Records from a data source

***

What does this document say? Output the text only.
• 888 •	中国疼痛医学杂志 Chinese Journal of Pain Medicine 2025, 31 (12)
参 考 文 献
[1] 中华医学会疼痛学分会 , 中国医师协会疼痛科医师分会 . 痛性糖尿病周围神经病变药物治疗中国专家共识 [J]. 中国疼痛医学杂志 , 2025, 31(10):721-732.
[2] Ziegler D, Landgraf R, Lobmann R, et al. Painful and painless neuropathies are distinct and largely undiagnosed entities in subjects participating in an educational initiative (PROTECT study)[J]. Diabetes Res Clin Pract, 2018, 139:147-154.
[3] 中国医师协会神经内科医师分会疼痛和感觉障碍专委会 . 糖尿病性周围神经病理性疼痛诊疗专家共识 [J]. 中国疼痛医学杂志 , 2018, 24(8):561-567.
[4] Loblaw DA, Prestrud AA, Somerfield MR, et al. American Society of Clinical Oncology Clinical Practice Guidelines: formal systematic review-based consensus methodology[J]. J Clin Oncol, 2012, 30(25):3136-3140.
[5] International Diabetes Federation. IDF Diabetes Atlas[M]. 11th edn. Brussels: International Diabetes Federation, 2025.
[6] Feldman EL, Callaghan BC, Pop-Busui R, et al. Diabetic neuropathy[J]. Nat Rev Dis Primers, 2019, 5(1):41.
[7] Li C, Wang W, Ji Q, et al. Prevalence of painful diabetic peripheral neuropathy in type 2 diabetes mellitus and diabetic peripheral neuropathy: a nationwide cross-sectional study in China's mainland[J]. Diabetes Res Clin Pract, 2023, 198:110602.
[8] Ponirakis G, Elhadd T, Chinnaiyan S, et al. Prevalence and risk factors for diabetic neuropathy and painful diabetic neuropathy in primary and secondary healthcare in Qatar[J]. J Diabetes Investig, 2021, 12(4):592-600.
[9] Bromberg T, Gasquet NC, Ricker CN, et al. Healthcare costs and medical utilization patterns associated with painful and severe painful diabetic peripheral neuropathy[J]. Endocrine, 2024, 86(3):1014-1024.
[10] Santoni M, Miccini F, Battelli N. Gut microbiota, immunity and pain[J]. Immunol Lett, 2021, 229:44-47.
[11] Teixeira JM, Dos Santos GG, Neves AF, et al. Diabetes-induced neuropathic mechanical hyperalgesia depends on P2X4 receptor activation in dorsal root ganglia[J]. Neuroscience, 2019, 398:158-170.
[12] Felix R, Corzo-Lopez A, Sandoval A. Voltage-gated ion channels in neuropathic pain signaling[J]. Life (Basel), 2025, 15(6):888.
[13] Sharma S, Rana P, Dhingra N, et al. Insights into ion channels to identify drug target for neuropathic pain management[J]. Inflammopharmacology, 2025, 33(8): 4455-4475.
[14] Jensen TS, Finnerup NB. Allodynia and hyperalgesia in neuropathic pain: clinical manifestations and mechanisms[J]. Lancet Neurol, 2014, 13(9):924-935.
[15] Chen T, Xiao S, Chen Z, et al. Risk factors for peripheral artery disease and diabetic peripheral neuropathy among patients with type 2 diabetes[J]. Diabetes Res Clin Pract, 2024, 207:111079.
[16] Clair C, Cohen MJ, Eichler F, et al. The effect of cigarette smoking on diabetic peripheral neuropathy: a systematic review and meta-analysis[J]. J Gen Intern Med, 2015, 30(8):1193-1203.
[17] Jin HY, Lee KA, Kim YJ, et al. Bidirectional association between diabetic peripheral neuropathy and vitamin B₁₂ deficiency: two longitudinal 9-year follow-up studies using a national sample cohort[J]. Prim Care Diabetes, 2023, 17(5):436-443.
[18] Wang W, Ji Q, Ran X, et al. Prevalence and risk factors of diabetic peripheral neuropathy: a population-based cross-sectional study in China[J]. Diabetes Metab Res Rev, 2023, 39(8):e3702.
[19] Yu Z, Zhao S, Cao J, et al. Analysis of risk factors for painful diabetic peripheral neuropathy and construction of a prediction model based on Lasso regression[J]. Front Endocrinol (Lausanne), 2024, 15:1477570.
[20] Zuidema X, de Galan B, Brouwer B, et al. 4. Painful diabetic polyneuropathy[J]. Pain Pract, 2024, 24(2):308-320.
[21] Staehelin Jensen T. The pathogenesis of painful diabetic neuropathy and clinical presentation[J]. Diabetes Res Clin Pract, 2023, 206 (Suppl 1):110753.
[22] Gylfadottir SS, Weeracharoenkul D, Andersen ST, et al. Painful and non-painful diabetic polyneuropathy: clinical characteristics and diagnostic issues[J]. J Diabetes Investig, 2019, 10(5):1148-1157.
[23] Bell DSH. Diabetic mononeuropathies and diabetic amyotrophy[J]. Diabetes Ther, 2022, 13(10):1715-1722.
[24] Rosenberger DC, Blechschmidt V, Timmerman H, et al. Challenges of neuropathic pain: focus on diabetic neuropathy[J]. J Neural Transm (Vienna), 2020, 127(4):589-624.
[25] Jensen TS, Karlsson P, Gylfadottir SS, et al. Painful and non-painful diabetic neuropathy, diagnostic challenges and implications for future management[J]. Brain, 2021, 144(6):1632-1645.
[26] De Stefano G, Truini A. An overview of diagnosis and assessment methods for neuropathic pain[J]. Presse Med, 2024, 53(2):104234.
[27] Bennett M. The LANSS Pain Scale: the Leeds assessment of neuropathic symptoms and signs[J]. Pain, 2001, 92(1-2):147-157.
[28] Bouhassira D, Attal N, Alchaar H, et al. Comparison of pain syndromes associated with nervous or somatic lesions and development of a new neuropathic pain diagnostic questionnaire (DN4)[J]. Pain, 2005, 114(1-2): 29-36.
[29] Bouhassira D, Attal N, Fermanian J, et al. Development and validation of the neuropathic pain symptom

***

Exercise goal: Each entry shown above must be retyped word for word.

Task answer:
What does this document say? Output the text only.
• 888 •	中国疼痛医学杂志 Chinese Journal of Pain Medicine 2025, 31 (12)
参 考 文 献
[1] 中华医学会疼痛学分会 , 中国医师协会疼痛科医师分会 . 痛性糖尿病周围神经病变药物治疗中国专家共识 [J]. 中国疼痛医学杂志 , 2025, 31(10):721-732.
[2] Ziegler D, Landgraf R, Lobmann R, et al. Painful and painless neuropathies are distinct and largely undiagnosed entities in subjects participating in an educational initiative (PROTECT study)[J]. Diabetes Res Clin Pract, 2018, 139:147-154.
[3] 中国医师协会神经内科医师分会疼痛和感觉障碍专委会 . 糖尿病性周围神经病理性疼痛诊疗专家共识 [J]. 中国疼痛医学杂志 , 2018, 24(8):561-567.
[4] Loblaw DA, Prestrud AA, Somerfield MR, et al. American Society of Clinical Oncology Clinical Practice Guidelines: formal systematic review-based consensus methodology[J]. J Clin Oncol, 2012, 30(25):3136-3140.
[5] International Diabetes Federation. IDF Diabetes Atlas[M]. 11th edn. Brussels: International Diabetes Federation, 2025.
[6] Feldman EL, Callaghan BC, Pop-Busui R, et al. Diabetic neuropathy[J]. Nat Rev Dis Primers, 2019, 5(1):41.
[7] Li C, Wang W, Ji Q, et al. Prevalence of painful diabetic peripheral neuropathy in type 2 diabetes mellitus and diabetic peripheral neuropathy: a nationwide cross-sectional study in China's mainland[J]. Diabetes Res Clin Pract, 2023, 198:110602.
[8] Ponirakis G, Elhadd T, Chinnaiyan S, et al. Prevalence and risk factors for diabetic neuropathy and painful diabetic neuropathy in primary and secondary healthcare in Qatar[J]. J Diabetes Investig, 2021, 12(4):592-600.
[9] Bromberg T, Gasquet NC, Ricker CN, et al. Healthcare costs and medical utilization patterns associated with painful and severe painful diabetic peripheral neuropathy[J]. Endocrine, 2024, 86(3):1014-1024.
[10] Santoni M, Miccini F, Battelli N. Gut microbiota, immunity and pain[J]. Immunol Lett, 2021, 229:44-47.
[11] Teixeira JM, Dos Santos GG, Neves AF, et al. Diabetes-induced neuropathic mechanical hyperalgesia depends on P2X4 receptor activation in dorsal root ganglia[J]. Neuroscience, 2019, 398:158-170.
[12] Felix R, Corzo-Lopez A, Sandoval A. Voltage-gated ion channels in neuropathic pain signaling[J]. Life (Basel), 2025, 15(6):888.
[13] Sharma S, Rana P, Dhingra N, et al. Insights into ion channels to identify drug target for neuropathic pain management[J]. Inflammopharmacology, 2025, 33(8): 4455-4475.
[14] Jensen TS, Finnerup NB. Allodynia and hyperalgesia in neuropathic pain: clinical manifestations and mechanisms[J]. Lancet Neurol, 2014, 13(9):924-935.
[15] Chen T, Xiao S, Chen Z, et al. Risk factors for peripheral artery disease and diabetic peripheral neuropathy among patients with type 2 diabetes[J]. Diabetes Res Clin Pract, 2024, 207:111079.
[16] Clair C, Cohen MJ, Eichler F, et al. The effect of cigarette smoking on diabetic peripheral neuropathy: a systematic review and meta-analysis[J]. J Gen Intern Med, 2015, 30(8):1193-1203.
[17] Jin HY, Lee KA, Kim YJ, et al. Bidirectional association between diabetic peripheral neuropathy and vitamin B₁₂ deficiency: two longitudinal 9-year follow-up studies using a national sample cohort[J]. Prim Care Diabetes, 2023, 17(5):436-443.
[18] Wang W, Ji Q, Ran X, et al. Prevalence and risk factors of diabetic peripheral neuropathy: a population-based cross-sectional study in China[J]. Diabetes Metab Res Rev, 2023, 39(8):e3702.
[19] Yu Z, Zhao S, Cao J, et al. Analysis of risk factors for painful diabetic peripheral neuropathy and construction of a prediction model based on Lasso regression[J]. Front Endocrinol (Lausanne), 2024, 15:1477570.
[20] Zuidema X, de Galan B, Brouwer B, et al. 4. Painful diabetic polyneuropathy[J]. Pain Pract, 2024, 24(2):308-320.
[21] Staehelin Jensen T. The pathogenesis of painful diabetic neuropathy and clinical presentation[J]. Diabetes Res Clin Pract, 2023, 206 (Suppl 1):110753.
[22] Gylfadottir SS, Weeracharoenkul D, Andersen ST, et al. Painful and non-painful diabetic polyneuropathy: clinical characteristics and diagnostic issues[J]. J Diabetes Investig, 2019, 10(5):1148-1157.
[23] Bell DSH. Diabetic mononeuropathies and diabetic amyotrophy[J]. Diabetes Ther, 2022, 13(10):1715-1722.
[24] Rosenberger DC, Blechschmidt V, Timmerman H, et al. Challenges of neuropathic pain: focus on diabetic neuropathy[J]. J Neural Transm (Vienna), 2020, 127(4):589-624.
[25] Jensen TS, Karlsson P, Gylfadottir SS, et al. Painful and non-painful diabetic neuropathy, diagnostic challenges and implications for future management[J]. Brain, 2021, 144(6):1632-1645.
[26] De Stefano G, Truini A. An overview of diagnosis and assessment methods for neuropathic pain[J]. Presse Med, 2024, 53(2):104234.
[27] Bennett M. The LANSS Pain Scale: the Leeds assessment of neuropathic symptoms and signs[J]. Pain, 2001, 92(1-2):147-157.
[28] Bouhassira D, Attal N, Alchaar H, et al. Comparison of pain syndromes associated with nervous or somatic lesions and development of a new neuropathic pain diagnostic questionnaire (DN4)[J]. Pain, 2005, 114(1-2): 29-36.
[29] Bouhassira D, Attal N, Fermanian J, et al. Development and validation of the neuropathic pain symptom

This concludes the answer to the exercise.